[Begin Source data]

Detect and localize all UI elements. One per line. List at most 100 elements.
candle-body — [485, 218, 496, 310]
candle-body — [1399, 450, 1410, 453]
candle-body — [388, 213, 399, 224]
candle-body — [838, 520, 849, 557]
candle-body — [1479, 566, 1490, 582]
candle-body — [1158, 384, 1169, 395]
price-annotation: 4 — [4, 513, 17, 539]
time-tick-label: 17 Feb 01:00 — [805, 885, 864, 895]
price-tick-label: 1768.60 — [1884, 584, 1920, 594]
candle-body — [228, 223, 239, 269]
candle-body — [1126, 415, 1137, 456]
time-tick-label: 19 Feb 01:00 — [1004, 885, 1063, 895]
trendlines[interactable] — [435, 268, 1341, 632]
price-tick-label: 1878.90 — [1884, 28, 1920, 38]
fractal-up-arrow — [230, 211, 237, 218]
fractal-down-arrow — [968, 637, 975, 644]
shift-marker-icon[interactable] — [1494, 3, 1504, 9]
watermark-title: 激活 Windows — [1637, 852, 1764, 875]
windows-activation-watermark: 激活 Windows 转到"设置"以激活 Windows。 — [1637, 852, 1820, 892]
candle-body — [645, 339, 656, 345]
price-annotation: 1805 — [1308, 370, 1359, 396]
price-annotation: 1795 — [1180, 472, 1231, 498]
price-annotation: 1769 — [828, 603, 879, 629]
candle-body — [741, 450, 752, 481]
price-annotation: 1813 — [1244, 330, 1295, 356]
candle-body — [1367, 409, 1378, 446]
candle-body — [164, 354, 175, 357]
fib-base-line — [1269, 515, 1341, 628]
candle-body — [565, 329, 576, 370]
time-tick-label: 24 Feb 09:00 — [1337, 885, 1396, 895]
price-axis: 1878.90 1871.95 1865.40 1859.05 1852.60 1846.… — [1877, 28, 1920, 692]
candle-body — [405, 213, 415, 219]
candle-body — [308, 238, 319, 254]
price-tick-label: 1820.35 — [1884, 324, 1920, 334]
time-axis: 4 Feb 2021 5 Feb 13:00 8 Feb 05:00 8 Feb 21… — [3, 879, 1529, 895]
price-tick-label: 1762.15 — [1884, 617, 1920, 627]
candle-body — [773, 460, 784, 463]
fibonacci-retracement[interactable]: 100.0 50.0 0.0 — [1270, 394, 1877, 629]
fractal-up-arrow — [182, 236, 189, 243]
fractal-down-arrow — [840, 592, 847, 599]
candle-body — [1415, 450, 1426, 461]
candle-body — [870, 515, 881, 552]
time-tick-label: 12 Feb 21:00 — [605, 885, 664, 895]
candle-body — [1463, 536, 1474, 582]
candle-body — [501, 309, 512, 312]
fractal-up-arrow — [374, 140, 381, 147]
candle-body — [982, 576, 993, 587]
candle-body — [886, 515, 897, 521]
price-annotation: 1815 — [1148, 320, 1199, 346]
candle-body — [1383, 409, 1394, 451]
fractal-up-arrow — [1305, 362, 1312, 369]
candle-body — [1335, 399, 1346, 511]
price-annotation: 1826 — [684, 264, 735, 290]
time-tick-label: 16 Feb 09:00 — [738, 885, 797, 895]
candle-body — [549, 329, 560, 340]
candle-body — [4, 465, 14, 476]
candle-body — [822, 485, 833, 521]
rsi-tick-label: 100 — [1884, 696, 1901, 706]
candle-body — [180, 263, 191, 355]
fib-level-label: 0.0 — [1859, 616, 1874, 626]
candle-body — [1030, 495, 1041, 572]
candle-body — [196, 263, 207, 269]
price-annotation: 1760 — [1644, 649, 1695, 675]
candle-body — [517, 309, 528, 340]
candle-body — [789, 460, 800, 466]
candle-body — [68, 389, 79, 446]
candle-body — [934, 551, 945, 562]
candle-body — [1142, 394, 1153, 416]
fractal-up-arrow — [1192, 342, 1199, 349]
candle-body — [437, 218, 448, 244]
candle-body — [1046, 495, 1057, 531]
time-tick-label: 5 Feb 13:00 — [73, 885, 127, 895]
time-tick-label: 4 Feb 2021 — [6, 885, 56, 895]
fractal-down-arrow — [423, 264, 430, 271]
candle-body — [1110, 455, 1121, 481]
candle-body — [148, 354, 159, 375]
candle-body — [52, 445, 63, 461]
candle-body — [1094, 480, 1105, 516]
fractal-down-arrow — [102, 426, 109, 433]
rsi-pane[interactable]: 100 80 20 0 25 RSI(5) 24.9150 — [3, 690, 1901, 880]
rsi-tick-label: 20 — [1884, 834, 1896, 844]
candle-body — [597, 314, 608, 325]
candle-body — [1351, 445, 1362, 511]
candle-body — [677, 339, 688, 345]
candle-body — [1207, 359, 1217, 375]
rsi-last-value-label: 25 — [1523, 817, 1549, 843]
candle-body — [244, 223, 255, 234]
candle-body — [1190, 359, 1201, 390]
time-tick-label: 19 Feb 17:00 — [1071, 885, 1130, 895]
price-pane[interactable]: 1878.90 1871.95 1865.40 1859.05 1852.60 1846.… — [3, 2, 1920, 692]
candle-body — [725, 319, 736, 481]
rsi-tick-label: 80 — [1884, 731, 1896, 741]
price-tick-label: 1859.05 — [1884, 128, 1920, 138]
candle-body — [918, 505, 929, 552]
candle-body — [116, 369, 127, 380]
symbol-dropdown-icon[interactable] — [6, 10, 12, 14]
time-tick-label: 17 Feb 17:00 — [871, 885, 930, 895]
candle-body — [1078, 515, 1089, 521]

[End Source data]

#### [The task]
Reproduce every line of the records above verbatim and in their original order, with no change or omission.

#### [Result]
Detect and localize all UI elements. One per line. List at most 100 elements.
candle-body — [485, 218, 496, 310]
candle-body — [1399, 450, 1410, 453]
candle-body — [388, 213, 399, 224]
candle-body — [838, 520, 849, 557]
candle-body — [1479, 566, 1490, 582]
candle-body — [1158, 384, 1169, 395]
price-annotation: 4 — [4, 513, 17, 539]
time-tick-label: 17 Feb 01:00 — [805, 885, 864, 895]
price-tick-label: 1768.60 — [1884, 584, 1920, 594]
candle-body — [228, 223, 239, 269]
candle-body — [1126, 415, 1137, 456]
time-tick-label: 19 Feb 01:00 — [1004, 885, 1063, 895]
trendlines[interactable] — [435, 268, 1341, 632]
price-tick-label: 1878.90 — [1884, 28, 1920, 38]
fractal-up-arrow — [230, 211, 237, 218]
fractal-down-arrow — [968, 637, 975, 644]
shift-marker-icon[interactable] — [1494, 3, 1504, 9]
watermark-title: 激活 Windows — [1637, 852, 1764, 875]
windows-activation-watermark: 激活 Windows 转到"设置"以激活 Windows。 — [1637, 852, 1820, 892]
candle-body — [645, 339, 656, 345]
price-annotation: 1805 — [1308, 370, 1359, 396]
price-annotation: 1795 — [1180, 472, 1231, 498]
price-annotation: 1769 — [828, 603, 879, 629]
candle-body — [741, 450, 752, 481]
price-annotation: 1813 — [1244, 330, 1295, 356]
candle-body — [1367, 409, 1378, 446]
candle-body — [164, 354, 175, 357]
fib-base-line — [1269, 515, 1341, 628]
candle-body — [565, 329, 576, 370]
time-tick-label: 24 Feb 09:00 — [1337, 885, 1396, 895]
price-axis: 1878.90 1871.95 1865.40 1859.05 1852.60 1846.… — [1877, 28, 1920, 692]
candle-body — [405, 213, 415, 219]
candle-body — [308, 238, 319, 254]
price-tick-label: 1820.35 — [1884, 324, 1920, 334]
time-axis: 4 Feb 2021 5 Feb 13:00 8 Feb 05:00 8 Feb 21… — [3, 879, 1529, 895]
price-tick-label: 1762.15 — [1884, 617, 1920, 627]
candle-body — [773, 460, 784, 463]
fibonacci-retracement[interactable]: 100.0 50.0 0.0 — [1270, 394, 1877, 629]
fractal-up-arrow — [182, 236, 189, 243]
fractal-down-arrow — [840, 592, 847, 599]
candle-body — [1415, 450, 1426, 461]
candle-body — [870, 515, 881, 552]
time-tick-label: 12 Feb 21:00 — [605, 885, 664, 895]
candle-body — [1463, 536, 1474, 582]
candle-body — [501, 309, 512, 312]
fractal-up-arrow — [374, 140, 381, 147]
candle-body — [982, 576, 993, 587]
candle-body — [886, 515, 897, 521]
price-annotation: 1815 — [1148, 320, 1199, 346]
candle-body — [1383, 409, 1394, 451]
fractal-up-arrow — [1305, 362, 1312, 369]
candle-body — [1335, 399, 1346, 511]
price-annotation: 1826 — [684, 264, 735, 290]
time-tick-label: 16 Feb 09:00 — [738, 885, 797, 895]
candle-body — [549, 329, 560, 340]
candle-body — [4, 465, 14, 476]
candle-body — [822, 485, 833, 521]
rsi-tick-label: 100 — [1884, 696, 1901, 706]
candle-body — [180, 263, 191, 355]
fib-level-label: 0.0 — [1859, 616, 1874, 626]
candle-body — [1030, 495, 1041, 572]
candle-body — [196, 263, 207, 269]
price-annotation: 1760 — [1644, 649, 1695, 675]
candle-body — [517, 309, 528, 340]
candle-body — [789, 460, 800, 466]
candle-body — [68, 389, 79, 446]
candle-body — [934, 551, 945, 562]
candle-body — [1142, 394, 1153, 416]
fractal-up-arrow — [1192, 342, 1199, 349]
candle-body — [437, 218, 448, 244]
candle-body — [1046, 495, 1057, 531]
time-tick-label: 5 Feb 13:00 — [73, 885, 127, 895]
time-tick-label: 4 Feb 2021 — [6, 885, 56, 895]
fractal-down-arrow — [423, 264, 430, 271]
candle-body — [1110, 455, 1121, 481]
candle-body — [148, 354, 159, 375]
candle-body — [52, 445, 63, 461]
candle-body — [1094, 480, 1105, 516]
fractal-down-arrow — [102, 426, 109, 433]
rsi-pane[interactable]: 100 80 20 0 25 RSI(5) 24.9150 — [3, 690, 1901, 880]
rsi-tick-label: 20 — [1884, 834, 1896, 844]
candle-body — [597, 314, 608, 325]
candle-body — [1351, 445, 1362, 511]
candle-body — [677, 339, 688, 345]
candle-body — [1207, 359, 1217, 375]
rsi-last-value-label: 25 — [1523, 817, 1549, 843]
candle-body — [244, 223, 255, 234]
candle-body — [1190, 359, 1201, 390]
time-tick-label: 19 Feb 17:00 — [1071, 885, 1130, 895]
price-pane[interactable]: 1878.90 1871.95 1865.40 1859.05 1852.60 1846.… — [3, 2, 1920, 692]
candle-body — [725, 319, 736, 481]
rsi-tick-label: 80 — [1884, 731, 1896, 741]
price-tick-label: 1859.05 — [1884, 128, 1920, 138]
candle-body — [918, 505, 929, 552]
candle-body — [116, 369, 127, 380]
symbol-dropdown-icon[interactable] — [6, 10, 12, 14]
time-tick-label: 17 Feb 17:00 — [871, 885, 930, 895]
candle-body — [1078, 515, 1089, 521]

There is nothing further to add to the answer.